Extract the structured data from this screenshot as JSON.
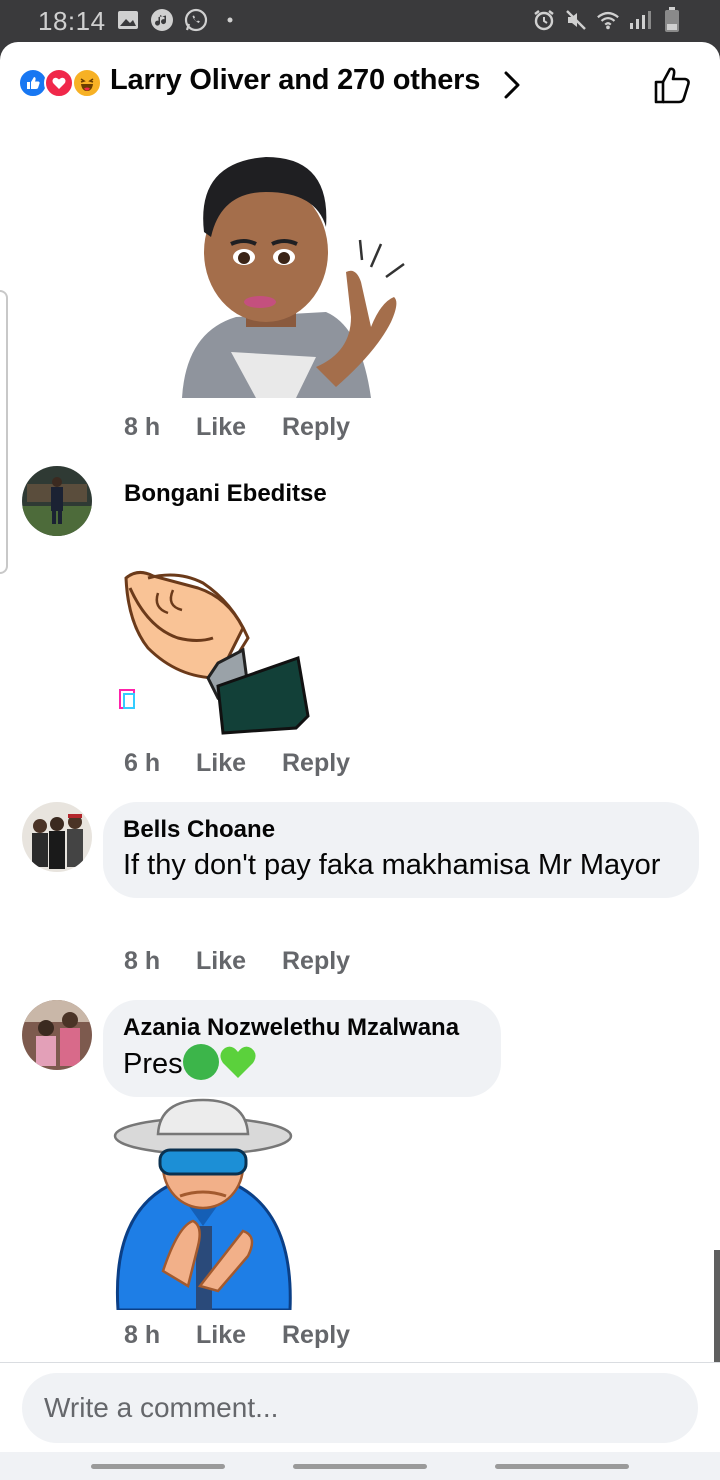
{
  "status_bar": {
    "time": "18:14",
    "left_icons": [
      "gallery-icon",
      "music-icon",
      "whatsapp-icon",
      "dot-icon"
    ],
    "right_icons": [
      "alarm-icon",
      "mute-icon",
      "wifi-icon",
      "signal-icon",
      "battery-icon"
    ]
  },
  "header": {
    "reactions": [
      "like",
      "love",
      "haha"
    ],
    "reactions_text": "Larry Oliver and 270 others",
    "like_button_icon": "thumbs-up-outline-icon"
  },
  "comments": [
    {
      "author": "",
      "text": "",
      "sticker": "avatar-clapping-sticker",
      "time": "8 h",
      "like_label": "Like",
      "reply_label": "Reply"
    },
    {
      "author": "Bongani Ebeditse",
      "text": "",
      "sticker": "clapping-hands-gif",
      "time": "6 h",
      "like_label": "Like",
      "reply_label": "Reply"
    },
    {
      "author": "Bells Choane",
      "text": "If thy don't pay faka makhamisa Mr Mayor",
      "time": "8 h",
      "like_label": "Like",
      "reply_label": "Reply"
    },
    {
      "author": "Azania Nozwelethu Mzalwana",
      "text": "Pres",
      "emojis": [
        "green-circle",
        "green-heart"
      ],
      "sticker": "man-in-hat-clapping-sticker",
      "time": "8 h",
      "like_label": "Like",
      "reply_label": "Reply"
    }
  ],
  "composer": {
    "placeholder": "Write a comment..."
  },
  "colors": {
    "like_blue": "#1877f2",
    "love_red": "#f0284a",
    "haha_yellow": "#f7b125",
    "meta_grey": "#65676b",
    "bubble_bg": "#f0f2f5",
    "status_bar_bg": "#3a3a3c"
  }
}
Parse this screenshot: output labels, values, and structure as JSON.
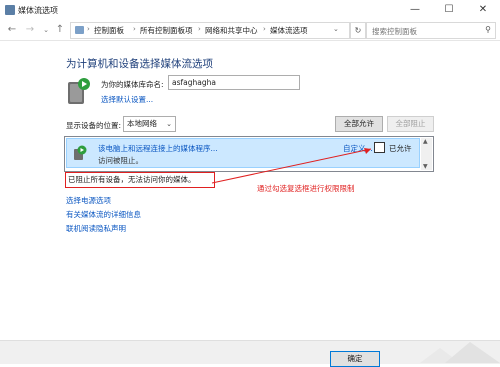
##############################
## THE EXERCISE
Restate the full listing verbatim and drop every picture.

## REPLY TO THE TASK
Extract the structured data from this screenshot as JSON.
{
  "status_bar": {
    "time": "18:14",
    "left_icons": [
      "gallery-icon",
      "music-icon",
      "whatsapp-icon",
      "dot-icon"
    ],
    "right_icons": [
      "alarm-icon",
      "mute-icon",
      "wifi-icon",
      "signal-icon",
      "battery-icon"
    ]
  },
  "header": {
    "reactions": [
      "like",
      "love",
      "haha"
    ],
    "reactions_text": "Larry Oliver and 270 others",
    "like_button_icon": "thumbs-up-outline-icon"
  },
  "comments": [
    {
      "author": "",
      "text": "",
      "sticker": "avatar-clapping-sticker",
      "time": "8 h",
      "like_label": "Like",
      "reply_label": "Reply"
    },
    {
      "author": "Bongani Ebeditse",
      "text": "",
      "sticker": "clapping-hands-gif",
      "time": "6 h",
      "like_label": "Like",
      "reply_label": "Reply"
    },
    {
      "author": "Bells Choane",
      "text": "If thy don't pay faka makhamisa Mr Mayor",
      "time": "8 h",
      "like_label": "Like",
      "reply_label": "Reply"
    },
    {
      "author": "Azania Nozwelethu Mzalwana",
      "text": "Pres",
      "emojis": [
        "green-circle",
        "green-heart"
      ],
      "sticker": "man-in-hat-clapping-sticker",
      "time": "8 h",
      "like_label": "Like",
      "reply_label": "Reply"
    }
  ],
  "composer": {
    "placeholder": "Write a comment..."
  },
  "colors": {
    "like_blue": "#1877f2",
    "love_red": "#f0284a",
    "haha_yellow": "#f7b125",
    "meta_grey": "#65676b",
    "bubble_bg": "#f0f2f5",
    "status_bar_bg": "#3a3a3c"
  }
}
Parse this screenshot: output labels, values, and structure as JSON.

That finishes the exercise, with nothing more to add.